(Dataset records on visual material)

┄┄┄┄┄┄

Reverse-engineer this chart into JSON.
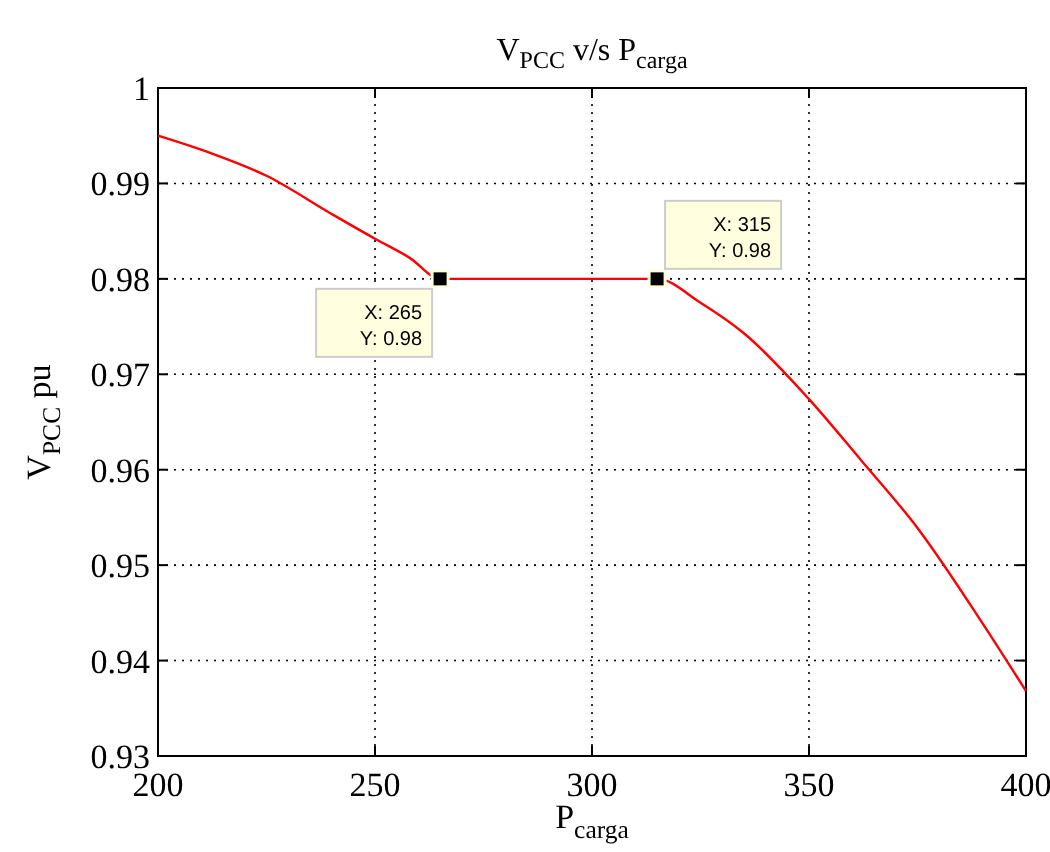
{
  "chart_data": {
    "type": "line",
    "title": "V$_{PCC}$ v/s P$_{carga}$",
    "xlabel": "P$_{carga}$",
    "ylabel": "V$_{PCC}$ pu",
    "xlim": [
      200,
      400
    ],
    "ylim": [
      0.93,
      1
    ],
    "xticks": [
      200,
      250,
      300,
      350,
      400
    ],
    "yticks": [
      0.93,
      0.94,
      0.95,
      0.96,
      0.97,
      0.98,
      0.99,
      1
    ],
    "grid": true,
    "line_style": "solid",
    "series": [
      {
        "color": "#ff0000",
        "x": [
          200,
          212,
          225,
          240,
          250,
          258,
          265,
          290,
          315,
          325,
          335,
          350,
          362,
          375,
          390,
          400
        ],
        "values": [
          0.995,
          0.9932,
          0.9908,
          0.9868,
          0.9842,
          0.9822,
          0.98,
          0.98,
          0.98,
          0.9775,
          0.9743,
          0.9674,
          0.961,
          0.9539,
          0.9439,
          0.9368
        ]
      },
      {
        "type": "scatter",
        "color": "#000000",
        "marker": "square",
        "x": [
          265,
          315
        ],
        "values": [
          0.98,
          0.98
        ]
      }
    ],
    "annotations": [
      {
        "text": "X: 265\nY: 0.98",
        "x": 265,
        "y": 0.98
      },
      {
        "text": "X: 315\nY: 0.98",
        "x": 315,
        "y": 0.98
      }
    ]
  }
}
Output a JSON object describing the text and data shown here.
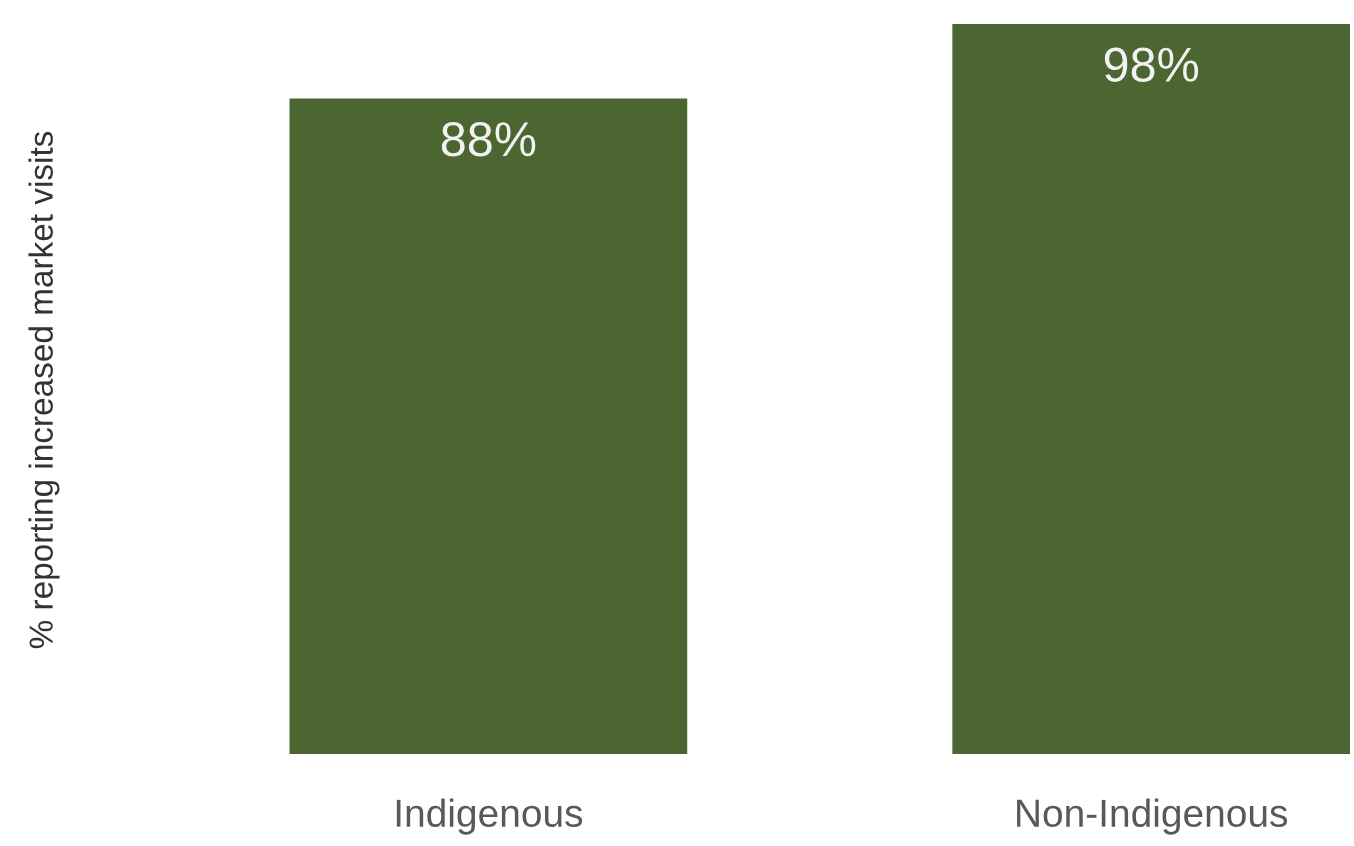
{
  "chart_data": {
    "type": "bar",
    "ylabel": "% reporting increased market visits",
    "categories": [
      "Indigenous",
      "Non-Indigenous"
    ],
    "values": [
      88,
      98
    ],
    "value_labels": [
      "88%",
      "98%"
    ],
    "color": "#4c6631",
    "tick_labels": "x",
    "grid": false,
    "legend": false
  }
}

┄┄┄┄┄┄

(PROBLEM):
Gather every line containing the word "JSON" and copy it.

(SOLUTION BELOW):
Reverse-engineer this chart into JSON.
Output a JSON object describing the text and data shown here.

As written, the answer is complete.